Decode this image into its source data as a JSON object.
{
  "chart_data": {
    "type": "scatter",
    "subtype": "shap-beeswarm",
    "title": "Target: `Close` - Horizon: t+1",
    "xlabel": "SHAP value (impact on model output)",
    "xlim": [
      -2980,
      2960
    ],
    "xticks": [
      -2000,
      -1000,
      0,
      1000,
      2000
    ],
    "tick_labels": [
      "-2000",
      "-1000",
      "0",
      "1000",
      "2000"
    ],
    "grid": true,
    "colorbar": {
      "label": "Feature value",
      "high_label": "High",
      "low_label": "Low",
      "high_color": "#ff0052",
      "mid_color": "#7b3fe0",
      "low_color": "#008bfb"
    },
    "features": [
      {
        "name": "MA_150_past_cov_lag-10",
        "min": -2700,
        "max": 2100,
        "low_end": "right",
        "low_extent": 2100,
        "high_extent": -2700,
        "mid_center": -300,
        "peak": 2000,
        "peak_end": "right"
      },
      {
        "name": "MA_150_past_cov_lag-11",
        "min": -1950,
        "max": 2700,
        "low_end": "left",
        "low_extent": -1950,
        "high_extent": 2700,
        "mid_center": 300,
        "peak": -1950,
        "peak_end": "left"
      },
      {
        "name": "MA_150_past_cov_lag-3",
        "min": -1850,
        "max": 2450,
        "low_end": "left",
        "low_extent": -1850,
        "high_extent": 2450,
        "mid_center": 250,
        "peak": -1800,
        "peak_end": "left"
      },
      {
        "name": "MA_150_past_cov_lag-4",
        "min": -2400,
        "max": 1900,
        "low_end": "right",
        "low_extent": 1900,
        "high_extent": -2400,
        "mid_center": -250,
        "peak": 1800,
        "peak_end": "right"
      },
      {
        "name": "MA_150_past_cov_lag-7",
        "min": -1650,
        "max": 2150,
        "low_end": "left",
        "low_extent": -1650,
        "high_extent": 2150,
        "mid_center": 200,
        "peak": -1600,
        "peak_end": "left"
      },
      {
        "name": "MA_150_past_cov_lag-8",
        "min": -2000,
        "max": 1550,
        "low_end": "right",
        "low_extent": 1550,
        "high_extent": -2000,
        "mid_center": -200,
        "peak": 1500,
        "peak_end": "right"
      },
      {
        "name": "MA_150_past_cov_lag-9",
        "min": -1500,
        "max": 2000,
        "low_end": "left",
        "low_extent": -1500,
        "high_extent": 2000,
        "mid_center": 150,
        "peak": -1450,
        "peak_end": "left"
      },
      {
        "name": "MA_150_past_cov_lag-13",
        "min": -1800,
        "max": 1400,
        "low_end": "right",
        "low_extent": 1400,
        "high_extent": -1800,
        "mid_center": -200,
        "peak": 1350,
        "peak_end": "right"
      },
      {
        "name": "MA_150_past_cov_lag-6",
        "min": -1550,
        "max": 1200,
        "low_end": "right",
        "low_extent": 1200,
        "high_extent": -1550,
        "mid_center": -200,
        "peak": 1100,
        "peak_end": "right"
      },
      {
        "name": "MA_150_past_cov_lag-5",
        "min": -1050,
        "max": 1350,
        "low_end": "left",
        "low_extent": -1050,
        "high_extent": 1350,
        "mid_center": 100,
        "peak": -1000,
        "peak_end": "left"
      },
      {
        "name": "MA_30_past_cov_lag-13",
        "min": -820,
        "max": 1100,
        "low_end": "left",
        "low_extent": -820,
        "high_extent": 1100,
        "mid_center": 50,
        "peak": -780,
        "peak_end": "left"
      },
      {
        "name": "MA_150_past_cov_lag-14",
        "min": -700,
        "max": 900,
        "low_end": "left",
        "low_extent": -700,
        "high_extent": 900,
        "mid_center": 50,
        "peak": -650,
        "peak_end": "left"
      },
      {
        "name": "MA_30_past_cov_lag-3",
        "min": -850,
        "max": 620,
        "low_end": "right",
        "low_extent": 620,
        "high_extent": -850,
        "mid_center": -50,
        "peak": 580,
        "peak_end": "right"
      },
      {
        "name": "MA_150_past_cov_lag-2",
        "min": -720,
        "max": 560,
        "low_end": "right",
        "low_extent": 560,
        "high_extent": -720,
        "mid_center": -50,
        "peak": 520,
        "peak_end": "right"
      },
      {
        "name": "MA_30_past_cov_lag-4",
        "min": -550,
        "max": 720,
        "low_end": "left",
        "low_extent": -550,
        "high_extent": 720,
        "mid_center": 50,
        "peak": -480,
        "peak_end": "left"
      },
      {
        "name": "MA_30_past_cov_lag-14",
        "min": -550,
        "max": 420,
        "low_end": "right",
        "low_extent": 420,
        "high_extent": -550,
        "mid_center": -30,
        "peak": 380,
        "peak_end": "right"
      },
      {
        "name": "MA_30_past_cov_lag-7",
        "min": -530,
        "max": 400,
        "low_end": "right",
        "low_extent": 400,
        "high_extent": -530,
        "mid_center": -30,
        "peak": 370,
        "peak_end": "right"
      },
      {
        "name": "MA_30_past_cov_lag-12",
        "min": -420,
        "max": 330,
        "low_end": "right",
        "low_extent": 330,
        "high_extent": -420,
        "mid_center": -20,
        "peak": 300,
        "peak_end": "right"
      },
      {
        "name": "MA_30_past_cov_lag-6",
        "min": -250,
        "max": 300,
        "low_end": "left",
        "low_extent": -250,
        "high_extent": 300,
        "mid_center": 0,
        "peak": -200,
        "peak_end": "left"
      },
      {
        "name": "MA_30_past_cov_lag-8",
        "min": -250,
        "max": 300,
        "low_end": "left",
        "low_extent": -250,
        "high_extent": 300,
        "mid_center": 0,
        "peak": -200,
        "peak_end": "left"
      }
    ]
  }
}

--

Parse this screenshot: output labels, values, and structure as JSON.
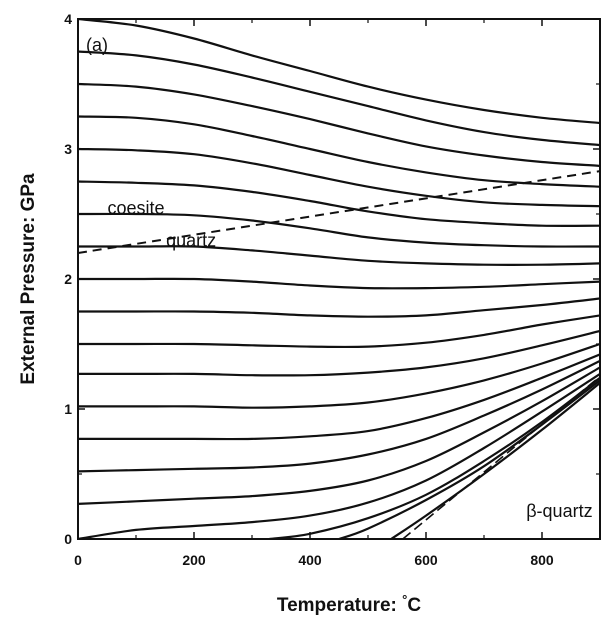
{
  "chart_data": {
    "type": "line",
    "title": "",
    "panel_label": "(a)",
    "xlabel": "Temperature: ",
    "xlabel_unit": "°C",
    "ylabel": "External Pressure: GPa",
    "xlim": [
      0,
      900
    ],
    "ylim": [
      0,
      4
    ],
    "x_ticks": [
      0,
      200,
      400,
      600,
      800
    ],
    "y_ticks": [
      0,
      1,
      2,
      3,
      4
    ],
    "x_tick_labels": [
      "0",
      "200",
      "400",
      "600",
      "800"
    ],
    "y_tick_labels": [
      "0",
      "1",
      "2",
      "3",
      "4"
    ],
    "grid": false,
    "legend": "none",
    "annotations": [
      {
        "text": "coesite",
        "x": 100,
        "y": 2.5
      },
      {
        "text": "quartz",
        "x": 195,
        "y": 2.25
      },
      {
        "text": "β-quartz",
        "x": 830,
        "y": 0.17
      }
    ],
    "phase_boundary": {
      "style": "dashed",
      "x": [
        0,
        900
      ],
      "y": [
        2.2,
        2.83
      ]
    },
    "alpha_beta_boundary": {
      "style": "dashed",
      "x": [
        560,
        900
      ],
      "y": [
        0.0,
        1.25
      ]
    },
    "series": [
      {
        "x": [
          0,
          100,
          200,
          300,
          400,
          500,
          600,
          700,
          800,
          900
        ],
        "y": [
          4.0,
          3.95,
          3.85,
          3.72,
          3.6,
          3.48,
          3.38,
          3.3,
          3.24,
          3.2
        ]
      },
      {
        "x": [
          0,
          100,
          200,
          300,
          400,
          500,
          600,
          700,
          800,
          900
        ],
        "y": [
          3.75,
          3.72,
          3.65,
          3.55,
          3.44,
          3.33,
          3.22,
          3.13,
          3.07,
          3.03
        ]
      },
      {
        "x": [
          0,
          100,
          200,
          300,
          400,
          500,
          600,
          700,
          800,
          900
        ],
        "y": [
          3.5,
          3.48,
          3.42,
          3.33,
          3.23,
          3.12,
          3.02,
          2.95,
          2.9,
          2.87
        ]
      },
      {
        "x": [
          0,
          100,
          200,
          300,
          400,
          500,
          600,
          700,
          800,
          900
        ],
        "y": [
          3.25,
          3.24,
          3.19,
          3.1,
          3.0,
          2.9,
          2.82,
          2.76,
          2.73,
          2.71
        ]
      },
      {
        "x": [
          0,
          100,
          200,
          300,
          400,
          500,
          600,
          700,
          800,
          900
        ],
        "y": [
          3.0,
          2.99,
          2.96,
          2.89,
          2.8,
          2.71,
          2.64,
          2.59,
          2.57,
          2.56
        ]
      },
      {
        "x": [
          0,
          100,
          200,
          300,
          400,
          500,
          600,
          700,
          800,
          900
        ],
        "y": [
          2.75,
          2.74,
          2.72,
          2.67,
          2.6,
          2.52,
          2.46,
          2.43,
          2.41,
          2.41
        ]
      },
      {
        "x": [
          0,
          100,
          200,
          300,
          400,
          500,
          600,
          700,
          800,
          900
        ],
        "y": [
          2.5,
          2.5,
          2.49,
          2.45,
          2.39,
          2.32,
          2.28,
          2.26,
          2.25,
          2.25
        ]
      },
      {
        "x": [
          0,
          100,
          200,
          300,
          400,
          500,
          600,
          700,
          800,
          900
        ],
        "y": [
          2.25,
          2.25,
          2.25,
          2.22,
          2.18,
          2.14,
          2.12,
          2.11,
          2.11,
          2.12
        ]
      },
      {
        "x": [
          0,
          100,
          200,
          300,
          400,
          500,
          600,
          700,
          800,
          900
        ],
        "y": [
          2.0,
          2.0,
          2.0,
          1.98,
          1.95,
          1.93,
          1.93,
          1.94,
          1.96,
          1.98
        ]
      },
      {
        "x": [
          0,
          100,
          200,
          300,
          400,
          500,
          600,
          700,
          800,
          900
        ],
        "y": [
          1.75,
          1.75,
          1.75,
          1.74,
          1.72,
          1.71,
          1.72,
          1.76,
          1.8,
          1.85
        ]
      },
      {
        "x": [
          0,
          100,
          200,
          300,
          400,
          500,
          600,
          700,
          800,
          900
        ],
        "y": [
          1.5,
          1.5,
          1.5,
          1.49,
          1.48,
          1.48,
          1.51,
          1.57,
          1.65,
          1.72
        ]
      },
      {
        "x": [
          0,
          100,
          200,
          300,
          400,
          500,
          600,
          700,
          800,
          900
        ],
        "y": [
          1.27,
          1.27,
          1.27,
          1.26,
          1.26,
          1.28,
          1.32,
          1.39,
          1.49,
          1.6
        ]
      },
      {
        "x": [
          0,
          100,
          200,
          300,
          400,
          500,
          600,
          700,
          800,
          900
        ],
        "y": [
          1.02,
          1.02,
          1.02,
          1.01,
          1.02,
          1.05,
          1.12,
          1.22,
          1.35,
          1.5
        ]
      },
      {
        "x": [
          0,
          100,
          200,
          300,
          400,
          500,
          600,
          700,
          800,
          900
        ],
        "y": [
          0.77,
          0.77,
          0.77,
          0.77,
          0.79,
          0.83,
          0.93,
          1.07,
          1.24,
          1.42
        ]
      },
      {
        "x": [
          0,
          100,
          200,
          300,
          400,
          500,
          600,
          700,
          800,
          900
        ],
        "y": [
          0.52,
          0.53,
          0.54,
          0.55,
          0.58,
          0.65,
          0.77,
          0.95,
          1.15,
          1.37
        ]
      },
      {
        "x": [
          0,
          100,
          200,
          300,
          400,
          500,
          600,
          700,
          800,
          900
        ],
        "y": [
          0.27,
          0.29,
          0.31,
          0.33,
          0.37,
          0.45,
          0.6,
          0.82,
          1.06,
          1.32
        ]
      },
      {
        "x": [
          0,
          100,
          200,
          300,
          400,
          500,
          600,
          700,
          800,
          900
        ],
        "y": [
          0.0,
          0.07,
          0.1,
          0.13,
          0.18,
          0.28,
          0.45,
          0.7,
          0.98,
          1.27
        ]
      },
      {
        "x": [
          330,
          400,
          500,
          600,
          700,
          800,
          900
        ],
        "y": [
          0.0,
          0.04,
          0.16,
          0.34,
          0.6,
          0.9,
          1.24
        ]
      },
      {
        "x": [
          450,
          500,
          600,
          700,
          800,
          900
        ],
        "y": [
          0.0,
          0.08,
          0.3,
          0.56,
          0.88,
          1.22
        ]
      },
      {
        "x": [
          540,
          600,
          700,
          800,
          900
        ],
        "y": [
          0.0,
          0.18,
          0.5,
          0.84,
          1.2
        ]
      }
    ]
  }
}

- **Set task**
From the listing, copy each line containing the word "title".

- **Exercise answer**
    "title": "Target: `Close` - Horizon: t+1",
    "title": "",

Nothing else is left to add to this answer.